RequiemPar Christian Kazandjian - Lagrandeparade.fr/ Anne Delbée a écrit et mis en scène "Requiem pour Camille Claudel", en forme de réhabilitation d’une artiste trop longtemps méconnue.
Camille Claudel (1864-1943). Cela sonnerait comme le marbre froid d’une sépulture, sans Anne Delbée qui a replacé en pleine lumière, celle alors considérée à peine comme la sœur de Paul et la maîtresse et auxiliaire de Rodin. Le livre "Une femme", publié en 1982, a redonné vie à une sculptrice de génie, confinée les trente dernières années de sa vie dans un hôpital psychiatrique. Car son drame fut d’être une artiste, revendiquant sa place dans l’univers des arts et de la société. C’en était trop pour les tenants d’un ordre patriarcal reléguant sœurs et épouses au rang de bouquets de fleurs sèches dans les cocktails quand les amants les cachaient. Revendiquer sa place, singulièrement en tant qu’artiste, ne pouvait que conduire à la marge.

§ **ÉNONCÉ DE LA TÂCHE**
Recopiez le passage du texte sur Camille Claudel qui va de "RequiemPar Christian Kazandjian" à "trop longtemps méconnue.", en substituant "oubliée" à "méconnue".

§ **JEU DE DONNÉES**
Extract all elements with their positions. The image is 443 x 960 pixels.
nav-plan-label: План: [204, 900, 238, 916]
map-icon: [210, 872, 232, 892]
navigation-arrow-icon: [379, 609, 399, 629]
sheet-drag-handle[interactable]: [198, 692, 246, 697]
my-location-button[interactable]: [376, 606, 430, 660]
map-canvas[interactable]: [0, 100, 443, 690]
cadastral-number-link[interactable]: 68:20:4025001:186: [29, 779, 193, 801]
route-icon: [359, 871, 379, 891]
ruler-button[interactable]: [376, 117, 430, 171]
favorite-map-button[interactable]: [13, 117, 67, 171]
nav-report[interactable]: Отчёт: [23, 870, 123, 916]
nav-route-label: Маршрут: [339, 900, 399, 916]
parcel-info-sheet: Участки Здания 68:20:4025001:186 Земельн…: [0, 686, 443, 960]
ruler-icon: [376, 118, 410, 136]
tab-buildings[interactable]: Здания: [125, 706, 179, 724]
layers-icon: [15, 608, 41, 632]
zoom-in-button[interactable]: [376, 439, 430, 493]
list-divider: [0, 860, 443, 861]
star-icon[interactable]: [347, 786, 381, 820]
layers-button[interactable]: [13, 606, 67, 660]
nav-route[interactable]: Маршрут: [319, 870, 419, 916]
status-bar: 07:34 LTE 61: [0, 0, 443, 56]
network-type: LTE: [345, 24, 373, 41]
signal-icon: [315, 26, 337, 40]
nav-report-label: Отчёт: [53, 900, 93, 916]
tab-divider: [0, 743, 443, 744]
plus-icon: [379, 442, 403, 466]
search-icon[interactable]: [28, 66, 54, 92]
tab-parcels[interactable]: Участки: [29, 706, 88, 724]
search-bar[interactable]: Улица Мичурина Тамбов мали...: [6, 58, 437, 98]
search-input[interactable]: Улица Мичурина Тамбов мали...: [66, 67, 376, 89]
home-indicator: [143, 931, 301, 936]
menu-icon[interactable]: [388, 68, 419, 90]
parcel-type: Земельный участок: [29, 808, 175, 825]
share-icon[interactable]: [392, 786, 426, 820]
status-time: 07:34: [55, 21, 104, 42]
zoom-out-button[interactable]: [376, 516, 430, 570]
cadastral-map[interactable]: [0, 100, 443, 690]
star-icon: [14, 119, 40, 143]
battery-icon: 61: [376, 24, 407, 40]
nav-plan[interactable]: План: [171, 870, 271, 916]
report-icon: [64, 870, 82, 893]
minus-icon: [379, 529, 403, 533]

§ **RÉPONSE APPORTÉE**
RequiemPar Christian Kazandjian - Lagrandeparade.fr/ Anne Delbée a écrit et mis en scène "Requiem pour Camille Claudel", en forme de réhabilitation d’une artiste trop longtemps oubliée.